# Exercise
Please copy the lines from the first one to the line with "panel-b-north-america: North America", putting "hist-bar" in place of "histogram-bar" and leaving everything else unchanged.

# Dataset records

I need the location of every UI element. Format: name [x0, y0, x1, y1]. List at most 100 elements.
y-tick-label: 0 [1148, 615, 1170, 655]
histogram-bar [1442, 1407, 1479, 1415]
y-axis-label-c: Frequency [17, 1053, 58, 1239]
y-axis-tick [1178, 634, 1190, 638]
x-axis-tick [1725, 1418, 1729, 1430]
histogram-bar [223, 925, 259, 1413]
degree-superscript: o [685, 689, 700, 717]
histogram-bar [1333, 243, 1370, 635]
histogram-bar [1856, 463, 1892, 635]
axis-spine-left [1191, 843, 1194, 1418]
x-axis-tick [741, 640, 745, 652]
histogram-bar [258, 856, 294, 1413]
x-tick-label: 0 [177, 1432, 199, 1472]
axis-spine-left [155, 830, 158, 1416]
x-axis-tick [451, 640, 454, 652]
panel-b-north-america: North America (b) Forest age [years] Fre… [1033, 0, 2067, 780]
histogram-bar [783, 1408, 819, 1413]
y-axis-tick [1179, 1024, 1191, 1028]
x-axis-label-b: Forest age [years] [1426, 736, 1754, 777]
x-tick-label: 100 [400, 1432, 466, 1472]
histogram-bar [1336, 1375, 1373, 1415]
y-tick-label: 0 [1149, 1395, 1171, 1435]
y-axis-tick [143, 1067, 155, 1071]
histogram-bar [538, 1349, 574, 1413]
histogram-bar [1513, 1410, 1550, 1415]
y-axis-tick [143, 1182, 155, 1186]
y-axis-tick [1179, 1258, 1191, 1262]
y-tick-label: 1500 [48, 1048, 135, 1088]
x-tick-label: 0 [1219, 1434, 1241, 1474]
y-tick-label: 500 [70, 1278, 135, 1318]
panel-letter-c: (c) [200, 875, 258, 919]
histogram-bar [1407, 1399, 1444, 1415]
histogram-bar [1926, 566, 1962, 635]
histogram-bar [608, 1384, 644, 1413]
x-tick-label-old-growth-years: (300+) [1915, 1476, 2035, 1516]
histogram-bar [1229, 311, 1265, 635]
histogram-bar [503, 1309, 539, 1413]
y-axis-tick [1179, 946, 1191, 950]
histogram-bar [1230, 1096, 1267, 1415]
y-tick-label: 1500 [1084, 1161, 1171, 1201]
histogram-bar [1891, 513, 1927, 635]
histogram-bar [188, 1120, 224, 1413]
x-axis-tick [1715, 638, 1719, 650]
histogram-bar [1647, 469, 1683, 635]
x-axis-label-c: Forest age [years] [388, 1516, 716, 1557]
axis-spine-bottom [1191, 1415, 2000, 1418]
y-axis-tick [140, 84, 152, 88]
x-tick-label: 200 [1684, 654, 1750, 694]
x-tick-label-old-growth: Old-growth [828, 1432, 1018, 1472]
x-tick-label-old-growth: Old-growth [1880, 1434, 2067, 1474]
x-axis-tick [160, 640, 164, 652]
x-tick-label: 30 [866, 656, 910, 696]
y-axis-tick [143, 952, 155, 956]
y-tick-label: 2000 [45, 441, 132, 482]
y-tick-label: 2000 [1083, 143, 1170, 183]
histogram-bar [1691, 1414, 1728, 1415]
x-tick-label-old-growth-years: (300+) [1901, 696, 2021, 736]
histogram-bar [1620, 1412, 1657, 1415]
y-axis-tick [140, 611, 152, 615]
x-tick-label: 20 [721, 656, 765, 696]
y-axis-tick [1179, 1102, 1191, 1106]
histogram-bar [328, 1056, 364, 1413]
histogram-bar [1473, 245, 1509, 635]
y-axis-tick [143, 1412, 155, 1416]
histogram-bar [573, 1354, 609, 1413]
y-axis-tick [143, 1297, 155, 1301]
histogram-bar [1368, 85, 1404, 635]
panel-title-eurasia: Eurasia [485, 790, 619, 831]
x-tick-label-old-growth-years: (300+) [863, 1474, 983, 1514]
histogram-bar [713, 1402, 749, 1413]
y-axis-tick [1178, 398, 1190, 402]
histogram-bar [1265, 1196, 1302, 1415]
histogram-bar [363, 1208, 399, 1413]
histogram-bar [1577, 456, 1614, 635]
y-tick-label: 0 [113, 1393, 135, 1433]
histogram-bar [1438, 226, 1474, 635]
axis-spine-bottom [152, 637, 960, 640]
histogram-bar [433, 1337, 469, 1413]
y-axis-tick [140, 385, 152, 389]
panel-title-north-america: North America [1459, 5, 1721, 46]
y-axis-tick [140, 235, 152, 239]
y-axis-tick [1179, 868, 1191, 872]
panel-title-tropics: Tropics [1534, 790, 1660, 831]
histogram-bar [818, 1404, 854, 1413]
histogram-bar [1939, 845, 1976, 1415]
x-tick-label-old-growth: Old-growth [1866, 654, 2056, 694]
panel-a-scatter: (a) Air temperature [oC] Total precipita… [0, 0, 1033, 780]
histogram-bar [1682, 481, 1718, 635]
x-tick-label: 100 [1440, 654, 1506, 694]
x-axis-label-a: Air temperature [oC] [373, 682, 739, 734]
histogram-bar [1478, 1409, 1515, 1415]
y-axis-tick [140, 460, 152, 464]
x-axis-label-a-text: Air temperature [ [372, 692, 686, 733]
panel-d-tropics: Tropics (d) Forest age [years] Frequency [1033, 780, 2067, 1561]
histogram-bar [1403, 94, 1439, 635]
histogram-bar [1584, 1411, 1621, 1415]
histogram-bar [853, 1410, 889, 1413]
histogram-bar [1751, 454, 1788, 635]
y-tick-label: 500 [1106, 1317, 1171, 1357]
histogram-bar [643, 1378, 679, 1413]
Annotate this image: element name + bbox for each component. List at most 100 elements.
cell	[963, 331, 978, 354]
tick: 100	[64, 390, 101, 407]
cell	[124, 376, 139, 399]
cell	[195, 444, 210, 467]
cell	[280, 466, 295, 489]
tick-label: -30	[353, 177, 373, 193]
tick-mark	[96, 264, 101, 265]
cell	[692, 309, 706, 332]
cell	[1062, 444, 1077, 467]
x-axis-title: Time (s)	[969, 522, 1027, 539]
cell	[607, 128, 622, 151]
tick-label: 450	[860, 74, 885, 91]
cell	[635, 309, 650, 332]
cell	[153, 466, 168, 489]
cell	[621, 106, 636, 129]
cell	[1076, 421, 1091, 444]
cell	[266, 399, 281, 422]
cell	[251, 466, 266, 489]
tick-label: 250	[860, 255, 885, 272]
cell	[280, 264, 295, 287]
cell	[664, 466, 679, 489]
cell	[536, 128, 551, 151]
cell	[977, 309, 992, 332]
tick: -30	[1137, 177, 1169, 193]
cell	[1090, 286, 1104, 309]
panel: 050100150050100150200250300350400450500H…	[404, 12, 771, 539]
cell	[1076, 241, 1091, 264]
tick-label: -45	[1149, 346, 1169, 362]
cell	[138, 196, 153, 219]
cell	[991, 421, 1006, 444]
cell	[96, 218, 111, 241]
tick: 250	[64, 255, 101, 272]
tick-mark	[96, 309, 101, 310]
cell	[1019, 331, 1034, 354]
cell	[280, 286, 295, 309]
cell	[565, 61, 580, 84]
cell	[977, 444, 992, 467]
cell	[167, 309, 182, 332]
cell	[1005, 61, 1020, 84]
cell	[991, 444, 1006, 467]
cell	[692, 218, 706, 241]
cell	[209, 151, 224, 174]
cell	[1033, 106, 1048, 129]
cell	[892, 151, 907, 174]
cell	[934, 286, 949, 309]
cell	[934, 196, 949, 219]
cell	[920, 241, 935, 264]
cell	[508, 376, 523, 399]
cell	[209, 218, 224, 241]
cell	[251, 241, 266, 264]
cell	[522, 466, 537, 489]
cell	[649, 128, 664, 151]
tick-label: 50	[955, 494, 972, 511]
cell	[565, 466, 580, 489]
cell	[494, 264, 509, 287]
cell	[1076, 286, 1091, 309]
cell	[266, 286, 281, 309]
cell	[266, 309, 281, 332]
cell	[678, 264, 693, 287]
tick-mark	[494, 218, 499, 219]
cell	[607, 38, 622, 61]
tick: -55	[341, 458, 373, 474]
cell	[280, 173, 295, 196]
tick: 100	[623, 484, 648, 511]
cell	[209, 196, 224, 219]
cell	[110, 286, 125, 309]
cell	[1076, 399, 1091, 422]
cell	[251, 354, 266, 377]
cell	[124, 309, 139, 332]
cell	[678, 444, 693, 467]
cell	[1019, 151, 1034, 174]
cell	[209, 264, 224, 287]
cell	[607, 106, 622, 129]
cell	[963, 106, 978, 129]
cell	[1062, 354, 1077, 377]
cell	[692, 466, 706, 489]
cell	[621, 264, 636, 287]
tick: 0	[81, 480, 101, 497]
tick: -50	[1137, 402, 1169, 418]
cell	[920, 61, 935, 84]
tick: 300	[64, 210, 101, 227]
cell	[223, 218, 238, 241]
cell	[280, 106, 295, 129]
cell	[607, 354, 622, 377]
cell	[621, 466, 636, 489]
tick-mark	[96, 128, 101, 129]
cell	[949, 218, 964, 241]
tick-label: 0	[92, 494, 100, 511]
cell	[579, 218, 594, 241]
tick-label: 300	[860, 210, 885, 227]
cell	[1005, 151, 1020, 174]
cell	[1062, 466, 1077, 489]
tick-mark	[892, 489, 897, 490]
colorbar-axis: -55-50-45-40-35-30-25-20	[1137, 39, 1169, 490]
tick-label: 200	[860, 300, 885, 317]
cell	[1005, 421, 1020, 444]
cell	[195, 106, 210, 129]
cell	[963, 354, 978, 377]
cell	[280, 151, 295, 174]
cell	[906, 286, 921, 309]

# Task solution
I need the location of every UI element. Format: name [x0, y0, x1, y1]. List at most 100 elements.
y-tick-label: 0 [1148, 615, 1170, 655]
hist-bar [1442, 1407, 1479, 1415]
y-axis-label-c: Frequency [17, 1053, 58, 1239]
y-axis-tick [1178, 634, 1190, 638]
x-axis-tick [1725, 1418, 1729, 1430]
hist-bar [223, 925, 259, 1413]
degree-superscript: o [685, 689, 700, 717]
hist-bar [1333, 243, 1370, 635]
hist-bar [1856, 463, 1892, 635]
axis-spine-left [1191, 843, 1194, 1418]
x-axis-tick [741, 640, 745, 652]
hist-bar [258, 856, 294, 1413]
x-tick-label: 0 [177, 1432, 199, 1472]
axis-spine-left [155, 830, 158, 1416]
x-axis-tick [451, 640, 454, 652]
panel-b-north-america: North America (b) Forest age [years] Fre… [1033, 0, 2067, 780]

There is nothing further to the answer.